▶ PROBLEM STATEMENT: In the rows that begin at the line containing "- tip 3 text: you" and end after the line containing "- tip 7 text: 7.: [44, 2124, 61, 2148]", change "photo" to "image" and leave everything else unchanged.

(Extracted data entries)
____________
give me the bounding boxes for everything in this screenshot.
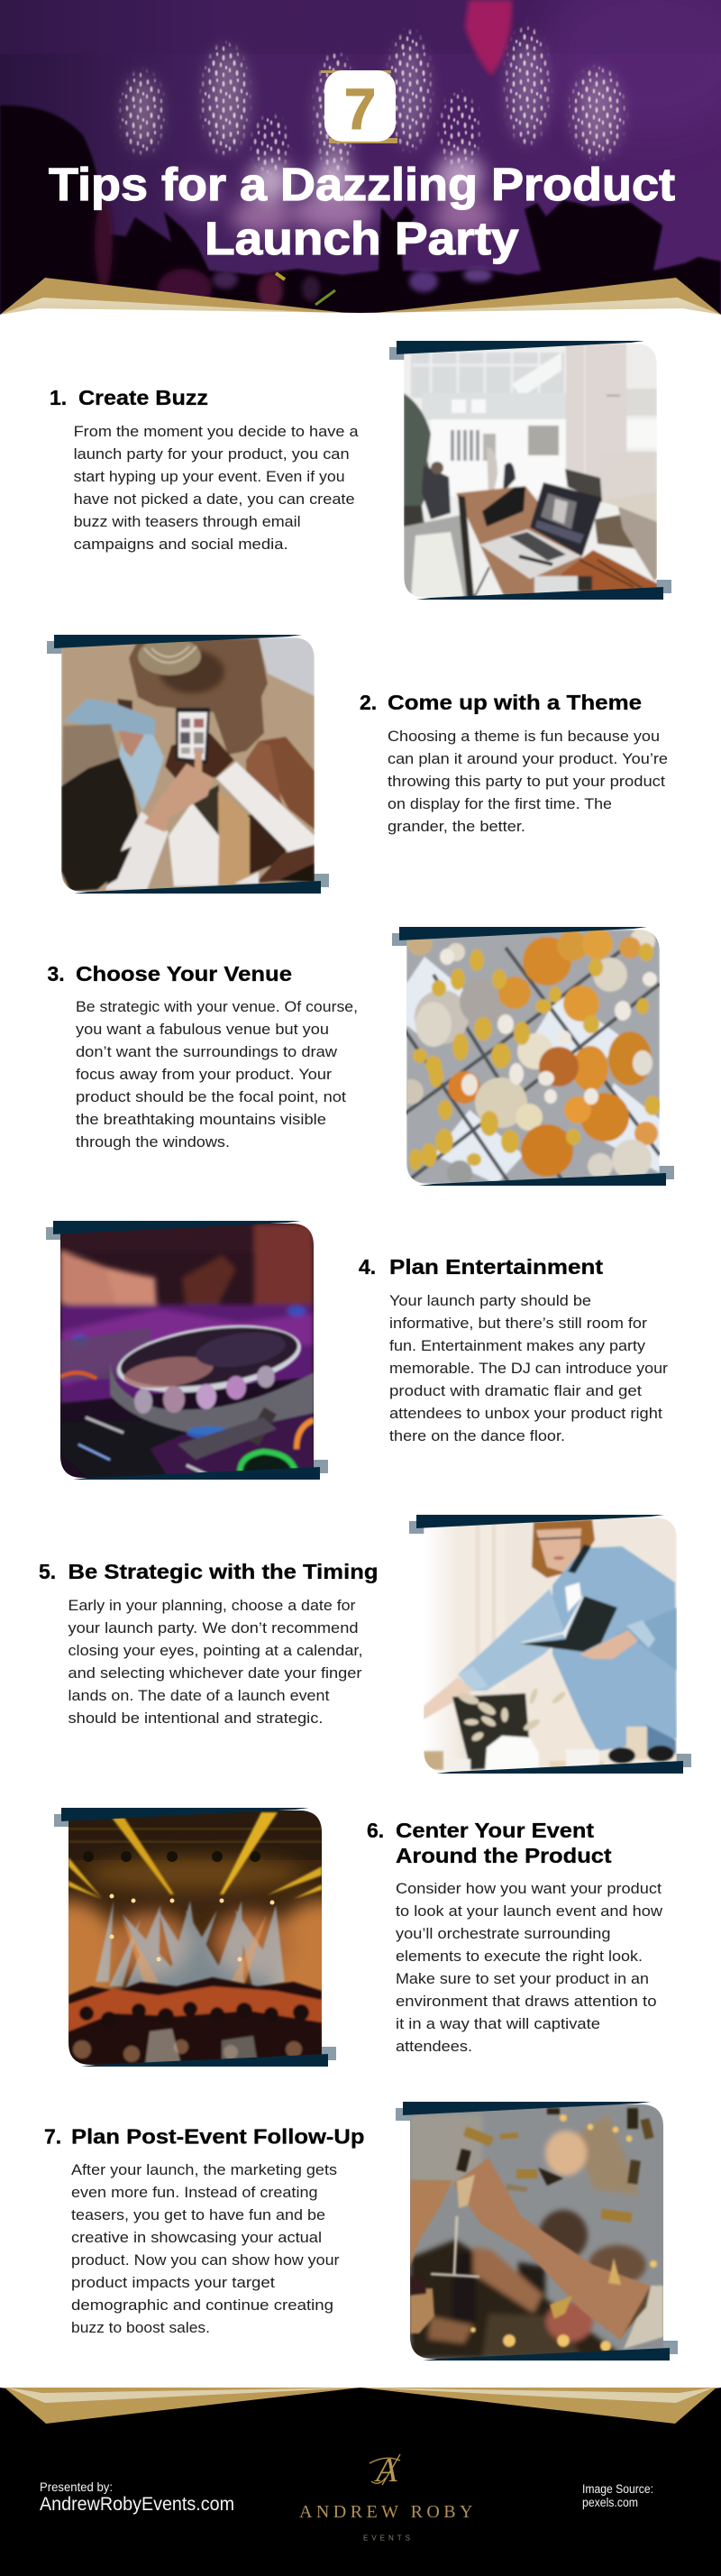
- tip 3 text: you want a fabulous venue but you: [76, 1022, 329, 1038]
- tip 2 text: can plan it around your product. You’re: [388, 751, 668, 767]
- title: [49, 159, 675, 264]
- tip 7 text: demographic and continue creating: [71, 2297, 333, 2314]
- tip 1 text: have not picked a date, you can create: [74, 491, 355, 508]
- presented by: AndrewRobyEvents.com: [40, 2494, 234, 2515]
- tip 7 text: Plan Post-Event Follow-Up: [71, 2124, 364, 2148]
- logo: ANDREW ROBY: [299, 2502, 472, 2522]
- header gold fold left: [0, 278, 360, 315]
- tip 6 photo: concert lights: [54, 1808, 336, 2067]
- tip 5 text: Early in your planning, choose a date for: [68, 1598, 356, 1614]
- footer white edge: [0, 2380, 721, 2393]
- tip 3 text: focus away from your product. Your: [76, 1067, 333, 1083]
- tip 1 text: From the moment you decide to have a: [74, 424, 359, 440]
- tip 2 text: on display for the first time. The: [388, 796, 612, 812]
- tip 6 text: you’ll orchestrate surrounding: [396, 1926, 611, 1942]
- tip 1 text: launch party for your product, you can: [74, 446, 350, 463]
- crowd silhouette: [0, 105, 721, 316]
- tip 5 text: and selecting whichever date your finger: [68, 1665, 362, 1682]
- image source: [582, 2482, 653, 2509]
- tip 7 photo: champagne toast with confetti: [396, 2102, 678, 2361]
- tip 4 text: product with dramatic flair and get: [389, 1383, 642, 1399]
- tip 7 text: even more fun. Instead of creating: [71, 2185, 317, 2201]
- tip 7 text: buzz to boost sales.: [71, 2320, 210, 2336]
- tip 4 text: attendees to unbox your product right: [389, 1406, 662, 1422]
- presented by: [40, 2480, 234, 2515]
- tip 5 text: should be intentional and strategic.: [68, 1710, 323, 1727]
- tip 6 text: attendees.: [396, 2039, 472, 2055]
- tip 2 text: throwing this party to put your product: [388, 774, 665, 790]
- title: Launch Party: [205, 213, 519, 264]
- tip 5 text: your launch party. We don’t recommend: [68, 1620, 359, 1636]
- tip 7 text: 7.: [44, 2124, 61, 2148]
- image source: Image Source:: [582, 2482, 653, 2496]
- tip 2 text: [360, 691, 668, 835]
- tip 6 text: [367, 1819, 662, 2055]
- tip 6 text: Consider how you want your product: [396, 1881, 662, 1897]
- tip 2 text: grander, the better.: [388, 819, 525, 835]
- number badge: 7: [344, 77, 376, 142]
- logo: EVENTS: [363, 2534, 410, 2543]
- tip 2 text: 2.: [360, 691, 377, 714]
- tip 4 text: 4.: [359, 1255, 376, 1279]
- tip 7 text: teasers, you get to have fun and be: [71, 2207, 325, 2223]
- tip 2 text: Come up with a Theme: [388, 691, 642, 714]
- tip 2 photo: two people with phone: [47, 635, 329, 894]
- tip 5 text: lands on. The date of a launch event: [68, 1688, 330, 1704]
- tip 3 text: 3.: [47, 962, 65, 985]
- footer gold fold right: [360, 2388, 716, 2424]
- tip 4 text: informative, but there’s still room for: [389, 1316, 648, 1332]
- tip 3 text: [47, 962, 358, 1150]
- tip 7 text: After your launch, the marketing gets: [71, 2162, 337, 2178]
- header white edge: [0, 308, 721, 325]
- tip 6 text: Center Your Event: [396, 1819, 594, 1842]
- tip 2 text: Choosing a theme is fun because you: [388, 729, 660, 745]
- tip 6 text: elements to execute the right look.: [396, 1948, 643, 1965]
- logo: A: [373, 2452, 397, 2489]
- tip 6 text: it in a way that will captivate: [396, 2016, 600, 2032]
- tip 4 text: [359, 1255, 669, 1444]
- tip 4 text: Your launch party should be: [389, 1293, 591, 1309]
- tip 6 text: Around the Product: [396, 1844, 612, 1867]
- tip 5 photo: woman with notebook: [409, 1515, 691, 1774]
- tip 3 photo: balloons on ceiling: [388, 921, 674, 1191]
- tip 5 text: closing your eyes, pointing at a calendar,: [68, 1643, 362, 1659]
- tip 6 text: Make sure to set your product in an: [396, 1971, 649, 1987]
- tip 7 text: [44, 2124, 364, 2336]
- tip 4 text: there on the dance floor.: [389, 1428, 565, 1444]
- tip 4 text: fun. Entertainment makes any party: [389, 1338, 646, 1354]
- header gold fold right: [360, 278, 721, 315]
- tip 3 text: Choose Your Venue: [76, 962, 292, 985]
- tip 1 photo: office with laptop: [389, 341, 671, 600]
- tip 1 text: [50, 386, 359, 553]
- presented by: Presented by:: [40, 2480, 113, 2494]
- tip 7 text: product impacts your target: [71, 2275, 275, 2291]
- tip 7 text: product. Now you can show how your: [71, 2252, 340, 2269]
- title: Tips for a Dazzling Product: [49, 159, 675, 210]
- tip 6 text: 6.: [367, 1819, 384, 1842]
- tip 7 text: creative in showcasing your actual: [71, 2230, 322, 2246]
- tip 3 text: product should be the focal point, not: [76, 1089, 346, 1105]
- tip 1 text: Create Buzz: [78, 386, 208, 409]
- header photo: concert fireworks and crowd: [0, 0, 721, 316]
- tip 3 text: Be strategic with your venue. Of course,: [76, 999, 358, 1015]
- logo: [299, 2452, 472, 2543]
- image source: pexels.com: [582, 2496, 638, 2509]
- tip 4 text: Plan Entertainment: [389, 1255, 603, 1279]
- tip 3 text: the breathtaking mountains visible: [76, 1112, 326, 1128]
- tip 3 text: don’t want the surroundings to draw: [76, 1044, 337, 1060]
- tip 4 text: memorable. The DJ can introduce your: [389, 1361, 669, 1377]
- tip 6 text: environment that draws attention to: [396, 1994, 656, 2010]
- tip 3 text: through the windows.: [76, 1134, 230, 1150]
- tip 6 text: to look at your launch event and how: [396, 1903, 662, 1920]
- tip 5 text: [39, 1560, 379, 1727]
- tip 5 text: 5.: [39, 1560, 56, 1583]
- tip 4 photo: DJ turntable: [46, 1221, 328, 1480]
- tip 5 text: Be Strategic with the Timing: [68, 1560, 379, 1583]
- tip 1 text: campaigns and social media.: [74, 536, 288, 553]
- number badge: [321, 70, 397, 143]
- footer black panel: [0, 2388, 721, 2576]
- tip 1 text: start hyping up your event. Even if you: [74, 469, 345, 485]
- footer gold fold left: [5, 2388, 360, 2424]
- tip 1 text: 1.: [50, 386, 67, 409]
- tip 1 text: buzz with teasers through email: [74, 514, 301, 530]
____________
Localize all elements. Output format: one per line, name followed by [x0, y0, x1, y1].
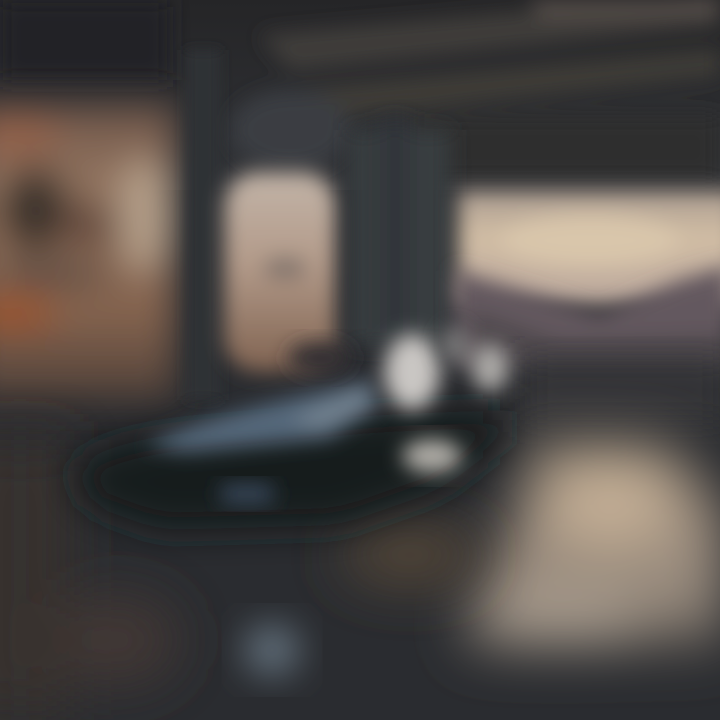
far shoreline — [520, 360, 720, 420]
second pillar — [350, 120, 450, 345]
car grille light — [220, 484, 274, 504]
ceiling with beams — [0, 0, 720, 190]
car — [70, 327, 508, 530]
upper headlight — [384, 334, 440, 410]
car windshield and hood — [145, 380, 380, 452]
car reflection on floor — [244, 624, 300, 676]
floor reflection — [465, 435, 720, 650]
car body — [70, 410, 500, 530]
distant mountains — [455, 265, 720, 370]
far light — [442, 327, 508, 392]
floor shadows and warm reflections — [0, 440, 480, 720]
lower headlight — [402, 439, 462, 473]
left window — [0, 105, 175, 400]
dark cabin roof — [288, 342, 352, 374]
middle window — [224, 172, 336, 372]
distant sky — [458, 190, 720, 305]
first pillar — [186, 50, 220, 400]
____________
▶ COMPLETED EXERCISE:
- tip 3 text: you want a fabulous venue but you: [76, 1022, 329, 1038]
- tip 2 text: can plan it around your product. You’re: [388, 751, 668, 767]
- title: [49, 159, 675, 264]
- tip 7 text: demographic and continue creating: [71, 2297, 333, 2314]
- tip 1 text: have not picked a date, you can create: [74, 491, 355, 508]
- presented by: AndrewRobyEvents.com: [40, 2494, 234, 2515]
- tip 7 text: Plan Post-Event Follow-Up: [71, 2124, 364, 2148]
- logo: ANDREW ROBY: [299, 2502, 472, 2522]
- header gold fold left: [0, 278, 360, 315]
- tip 6 image: concert lights: [54, 1808, 336, 2067]
- tip 5 text: Early in your planning, choose a date for: [68, 1598, 356, 1614]
- footer white edge: [0, 2380, 721, 2393]
- tip 3 text: focus away from your product. Your: [76, 1067, 333, 1083]
- tip 1 text: From the moment you decide to have a: [74, 424, 359, 440]
- tip 2 text: on display for the first time. The: [388, 796, 612, 812]
- tip 6 text: you’ll orchestrate surrounding: [396, 1926, 611, 1942]
- tip 1 text: launch party for your product, you can: [74, 446, 350, 463]
- crowd silhouette: [0, 105, 721, 316]
- tip 5 text: and selecting whichever date your finger: [68, 1665, 362, 1682]
- image source: [582, 2482, 653, 2509]
- tip 7 image: champagne toast with confetti: [396, 2102, 678, 2361]
- tip 4 text: product with dramatic flair and get: [389, 1383, 642, 1399]
- tip 7 text: even more fun. Instead of creating: [71, 2185, 317, 2201]
- tip 7 text: buzz to boost sales.: [71, 2320, 210, 2336]
- tip 4 text: attendees to unbox your product right: [389, 1406, 662, 1422]
- presented by: [40, 2480, 234, 2515]
- tip 5 text: should be intentional and strategic.: [68, 1710, 323, 1727]
- tip 6 text: attendees.: [396, 2039, 472, 2055]
- tip 2 text: throwing this party to put your product: [388, 774, 665, 790]
- title: Launch Party: [205, 213, 519, 264]
- tip 5 text: your launch party. We don’t recommend: [68, 1620, 359, 1636]
- tip 7 text: 7.: [44, 2124, 61, 2148]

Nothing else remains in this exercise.